---------- Selected passage

Wednesday, March 26, 2014

Really Understanding Python @staticmethod and @classmethod

Nowadays people don't write blog posts explaining subtle programming concepts. They write surprisingly well-versed posts on StackOverflow which I personally use a lot. But in this case, I noticed the answers to the question "What is the difference between @staticmethod and @classmethod in Python?" are unsatisfactory. That gave me the excuse to write another blog post.

Python has three types of methods. Here is an example illustrating their use in Python.
class MyClass(object):

    def some_instance_method(self, *args, **kwds):
        pass

    @classmethod
    def some_class_method(cls, *args, **kwds):
        pass

    @staticmethod
    def some_static_method(*args, **kwds):
        pass
Python is unique in that its instance methods take an explicit instance argument. You can call it any name, but the convention is to call it self. Many languages like C++ and Java have an implicit this instead. Syntax wise, the class method would take a class (which is also an object in Python) as its first argument, and a static method takes no explicit class nor object references.

Many people understand that static methods do not use per-instance object states, but they implement functionality grouped as part of the class. That's why you can forego the explicit references. But nobody seems to explain well what class methods are good for. Class states? That's a synonym to the dirty word "global variables" which everyone knows you should avoid. But class methods have legitimate uses.

The first legitimate use is to use a class method like a static method, but better.

Imagine you have a static method that wants to use another static method in the same class, or a static method that wants to use constants defined in the class. You could refer to the class by its full name like this:
class Smoothie(object):

    YOGURT = 1
    STRAWBERRY = 2
    BANANA = 4
    MANGO = 8

    @staticmethod
    def blend(*mixes):
        return sum(mixes) / len(mixes)

    @staticmethod
    def eternal_sunshine():
        return Smoothie.blend(
            Smoothie.YOGURT, Smoothie.STRAWBERRY,
            Smoothie.BANANA)

--------------------

▶ _Problem a_
Please answer these questions about the blog post on Python methods:
(i) What name is conventionally given to the explicit instance argument of an instance method?
(ii) What do languages like C++ and Java have in its place?
(iii) What value does the Smoothie class assign to MANGO?
The listing that follows has no connection to the blog post on Python methods.

---------- Supplied material

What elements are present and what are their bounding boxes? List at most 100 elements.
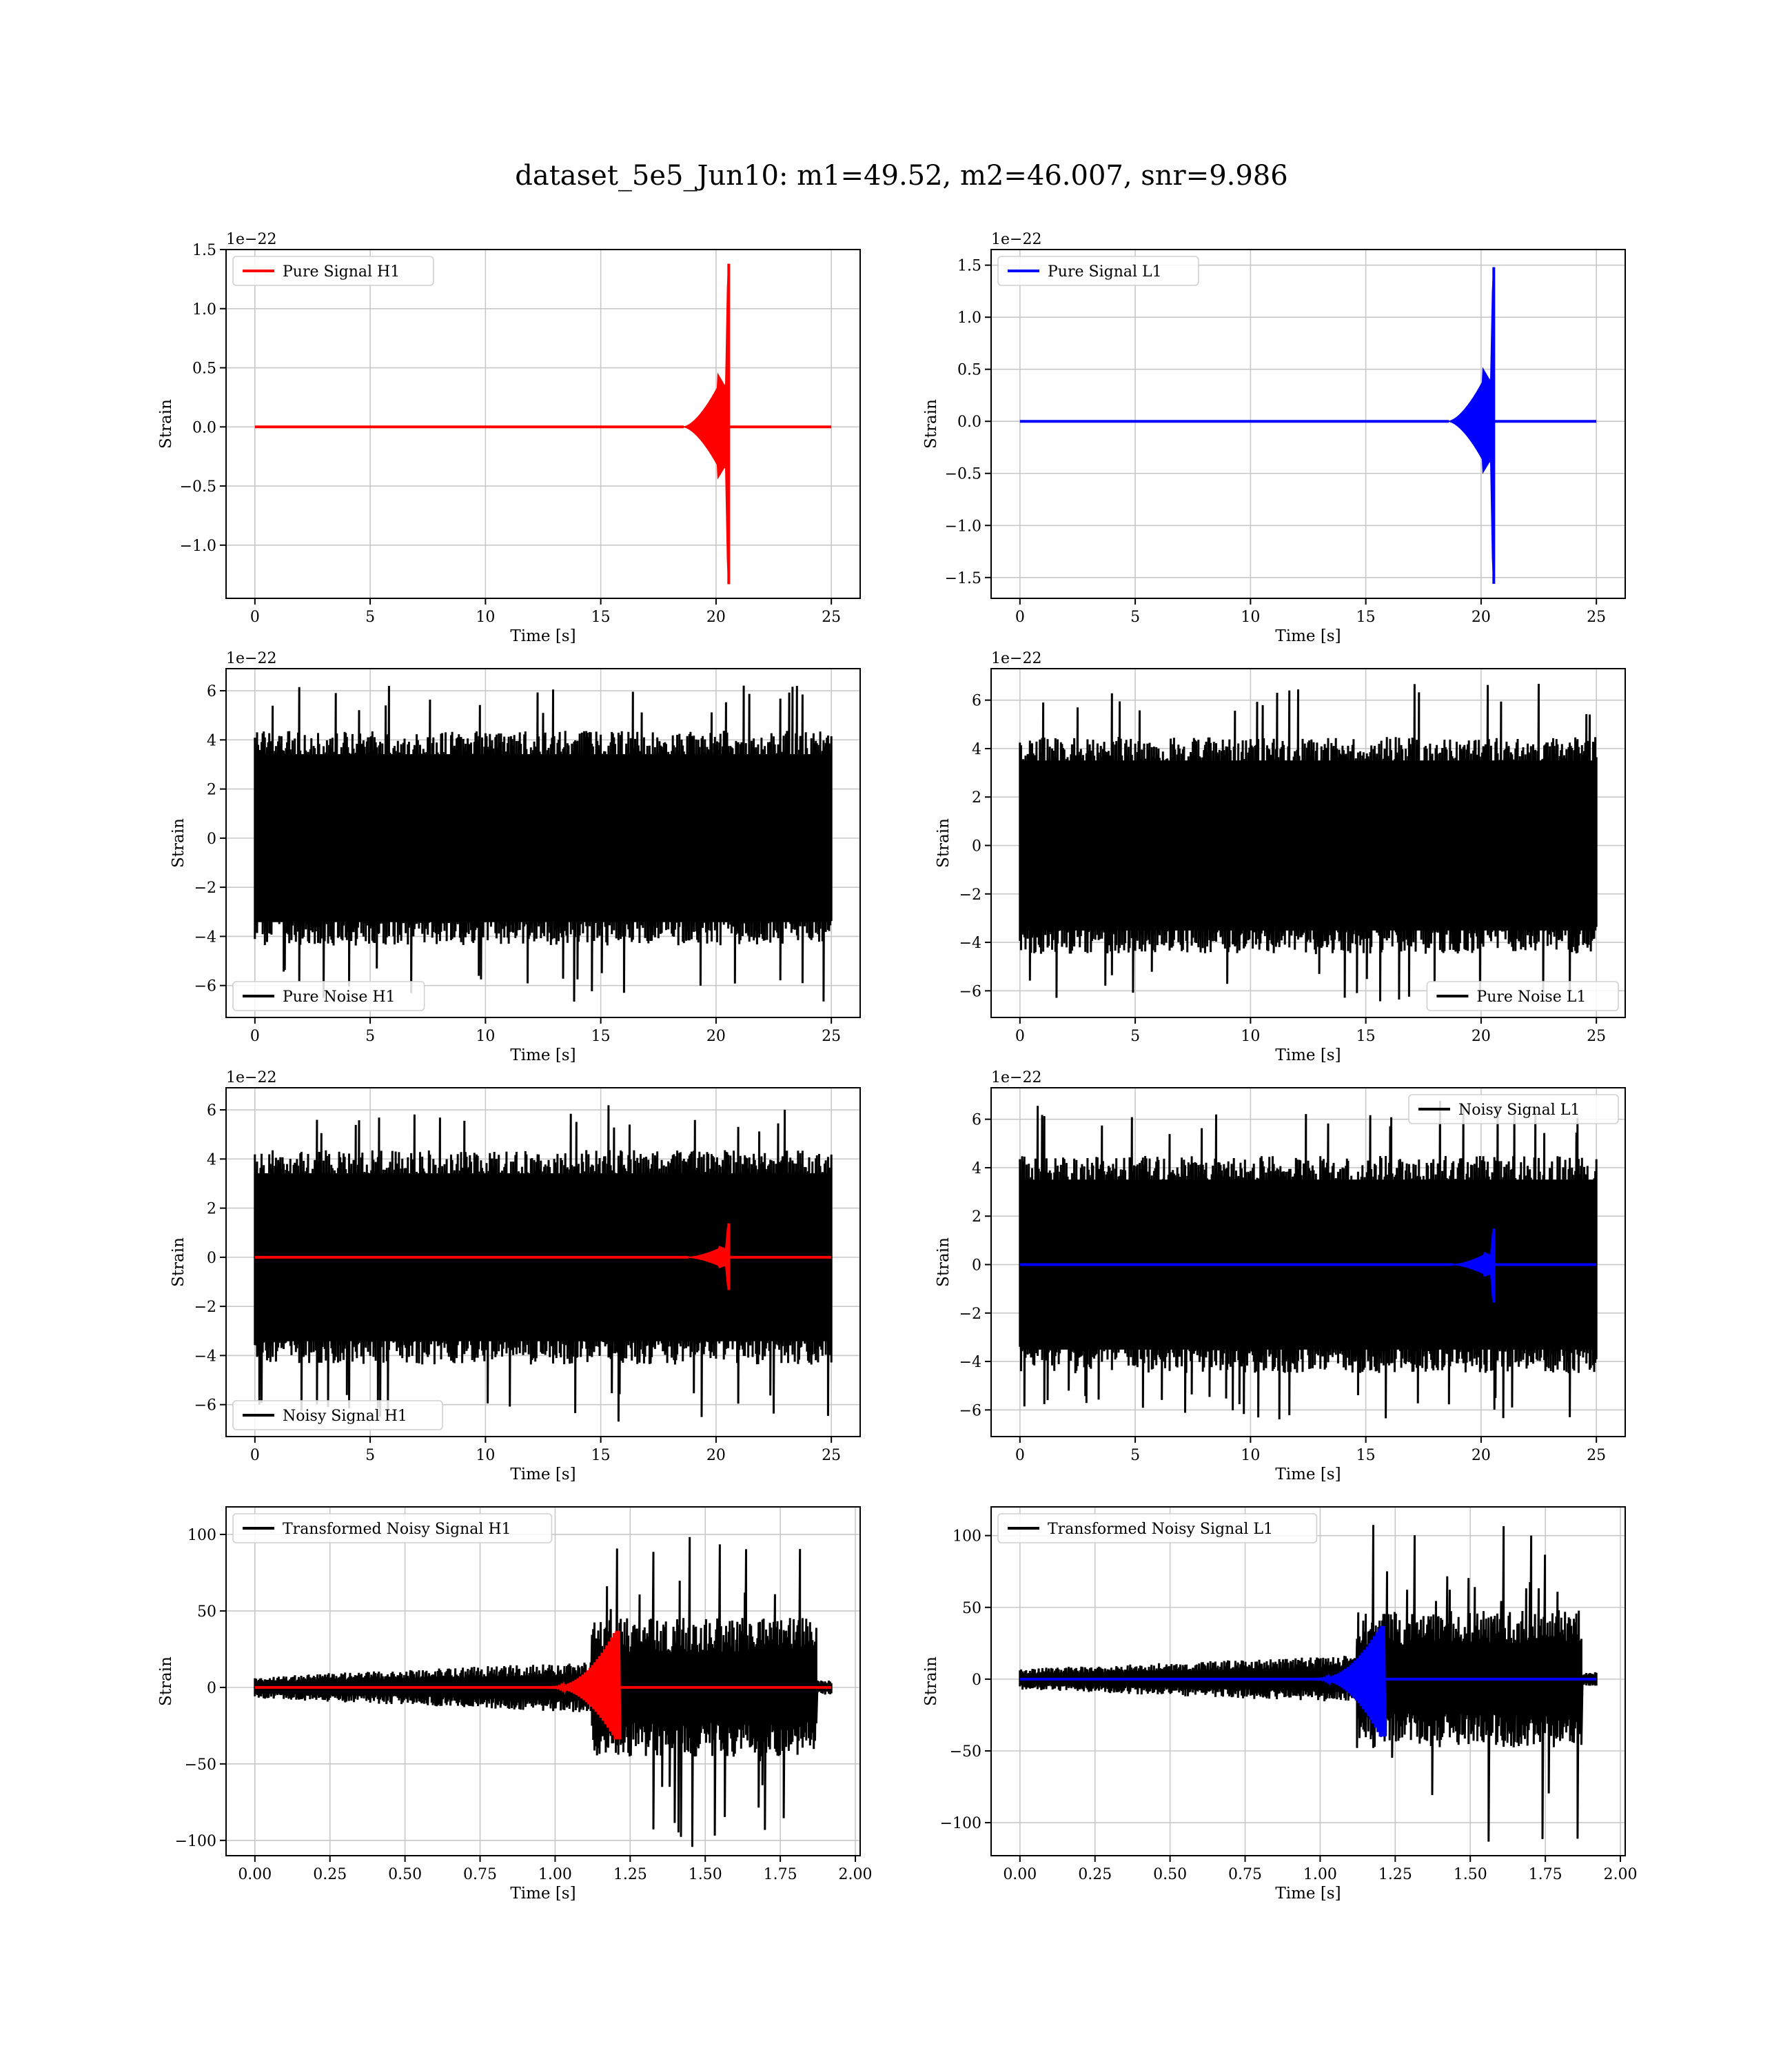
noise-trace	[254, 685, 833, 1002]
x-tick-label: 1.25	[613, 1866, 647, 1883]
plot-area	[1019, 683, 1598, 1002]
x-tick-label: 0.50	[1153, 1866, 1187, 1883]
series-0	[1019, 267, 1597, 584]
x-tick-label: 20	[1472, 609, 1491, 626]
x-tick-label: 5	[1130, 1028, 1140, 1045]
x-tick-label: 20	[1472, 1447, 1491, 1464]
y-tick-label: 50	[197, 1603, 216, 1621]
x-tick-label: 0.25	[313, 1866, 347, 1883]
legend-box	[997, 1513, 1318, 1543]
y-tick-label: 2	[972, 789, 981, 807]
subplot-transformed-noisy-signal-h1: 0.00 0.25 0.50 0.75 1.00 1.25 1.50 1.75 2.00 −100…	[157, 1506, 873, 1903]
y-tick-label: 0	[972, 1672, 981, 1689]
x-tick-label: 15	[591, 1028, 611, 1045]
y-tick-label: 0.5	[957, 362, 981, 379]
y-tick-label: 0	[207, 1250, 216, 1267]
legend: Pure Signal H1	[232, 256, 434, 286]
x-tick-label: 10	[1241, 609, 1260, 626]
x-tick-label: 5	[365, 609, 375, 626]
noise-trace	[1019, 1100, 1598, 1420]
x-tick-label: 10	[476, 1447, 495, 1464]
legend: Transformed Noisy Signal H1	[232, 1513, 553, 1543]
x-tick-label: 1.00	[1303, 1866, 1337, 1883]
y-tick-label: −6	[194, 978, 216, 995]
x-tick-label: 20	[706, 1447, 726, 1464]
y-tick-label: −100	[175, 1833, 216, 1850]
x-tick-label: 25	[822, 1028, 841, 1045]
y-tick-label: −2	[959, 886, 981, 904]
y-tick-label: −4	[959, 1354, 981, 1371]
y-tick-label: −6	[959, 1402, 981, 1419]
y-tick-label: −50	[950, 1743, 981, 1761]
subplot-pure-noise-h1: 0 5 10 15 20 25 −6 −4 −2 0 2 4 6 1e−22 Time [s] Strain P…	[170, 650, 861, 1064]
y-tick-label: 50	[962, 1600, 981, 1617]
x-tick-label: 15	[591, 1447, 611, 1464]
y-tick-label: 6	[207, 683, 216, 700]
subplot-noisy-signal-l1: 0 5 10 15 20 25 −6 −4 −2 0 2 4 6 1e−22 Time [s] Strain N…	[935, 1069, 1626, 1483]
x-axis-label: Time [s]	[510, 627, 576, 645]
y-tick-label: 100	[187, 1527, 216, 1544]
axis-offset-label: 1e−22	[991, 231, 1041, 248]
y-tick-label: 4	[972, 741, 981, 758]
legend-box	[1408, 1094, 1619, 1124]
y-tick-label: 6	[972, 1112, 981, 1129]
legend: Transformed Noisy Signal L1	[997, 1513, 1318, 1543]
y-tick-label: 0.0	[957, 414, 981, 431]
plot-area	[254, 685, 833, 1002]
x-tick-label: 5	[365, 1028, 375, 1045]
subplot-transformed-noisy-signal-l1: 0.00 0.25 0.50 0.75 1.00 1.25 1.50 1.75 2.00 −100…	[922, 1506, 1638, 1903]
y-tick-label: 100	[953, 1528, 981, 1545]
x-tick-label: 15	[1356, 1028, 1376, 1045]
y-axis-label: Strain	[935, 818, 953, 868]
axes-frame	[990, 668, 1626, 1018]
y-tick-label: 0	[972, 838, 981, 855]
x-tick-label: 25	[1587, 1028, 1606, 1045]
x-tick-label: 25	[1587, 609, 1606, 626]
plot-area	[254, 1105, 833, 1422]
x-tick-label: 10	[1241, 1028, 1260, 1045]
subplot-pure-signal-l1: 0 5 10 15 20 25 −1.5 −1.0 −0.5 0.0 0.5 1.0 1.5 1e−22 T…	[922, 231, 1626, 645]
x-tick-label: 10	[1241, 1447, 1260, 1464]
series-1	[254, 1630, 832, 1740]
y-tick-label: 4	[207, 732, 216, 749]
series-1	[254, 1223, 832, 1290]
y-tick-label: 1.5	[192, 242, 216, 259]
series-0	[254, 685, 833, 1002]
signal-chirp	[1314, 1625, 1387, 1737]
y-tick-label: −4	[194, 929, 216, 946]
subplot-pure-noise-l1: 0 5 10 15 20 25 −6 −4 −2 0 2 4 6 1e−22 Time [s] Strain P…	[935, 650, 1626, 1064]
x-axis-label: Time [s]	[1275, 627, 1341, 645]
y-axis-label: Strain	[922, 1656, 940, 1706]
y-tick-label: −1.0	[945, 518, 981, 535]
y-tick-label: −1.0	[180, 538, 216, 555]
axes-frame	[225, 1087, 861, 1437]
x-tick-label: 25	[822, 1447, 841, 1464]
series-0	[1019, 683, 1598, 1002]
y-tick-label: −0.5	[945, 466, 981, 483]
x-axis-label: Time [s]	[510, 1466, 576, 1483]
x-tick-label: 25	[1587, 1447, 1606, 1464]
series-1	[1019, 1228, 1597, 1303]
y-tick-label: 0	[207, 831, 216, 848]
axis-offset-label: 1e−22	[226, 1069, 276, 1086]
legend-box	[1426, 981, 1619, 1011]
x-tick-label: 0	[1015, 1447, 1025, 1464]
x-tick-label: 20	[706, 609, 726, 626]
legend-label: Noisy Signal L1	[1458, 1102, 1580, 1119]
x-tick-label: 5	[1130, 609, 1140, 626]
legend-box	[997, 256, 1199, 286]
axis-offset-label: 1e−22	[991, 1069, 1041, 1086]
x-tick-label: 0.00	[1003, 1866, 1037, 1883]
legend-label: Transformed Noisy Signal H1	[283, 1521, 511, 1538]
x-tick-label: 0.75	[463, 1866, 497, 1883]
legend-label: Pure Signal L1	[1048, 263, 1162, 281]
legend: Noisy Signal H1	[232, 1400, 443, 1430]
axes-frame	[990, 1506, 1626, 1856]
x-tick-label: 20	[1472, 1028, 1491, 1045]
axes-frame	[225, 1506, 861, 1856]
x-tick-label: 0.50	[388, 1866, 422, 1883]
y-tick-label: 0	[207, 1680, 216, 1697]
y-tick-label: −6	[959, 983, 981, 1000]
y-tick-label: −4	[194, 1348, 216, 1365]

--------------------

▶ _Problem b_
Report how many lines of the listing contain the string "axes", treating case as significant. Give only the number.

▶ _Exercise output a_
(i) self
(ii) An implicit this
(iii) 8

▶ _Exercise output b_
4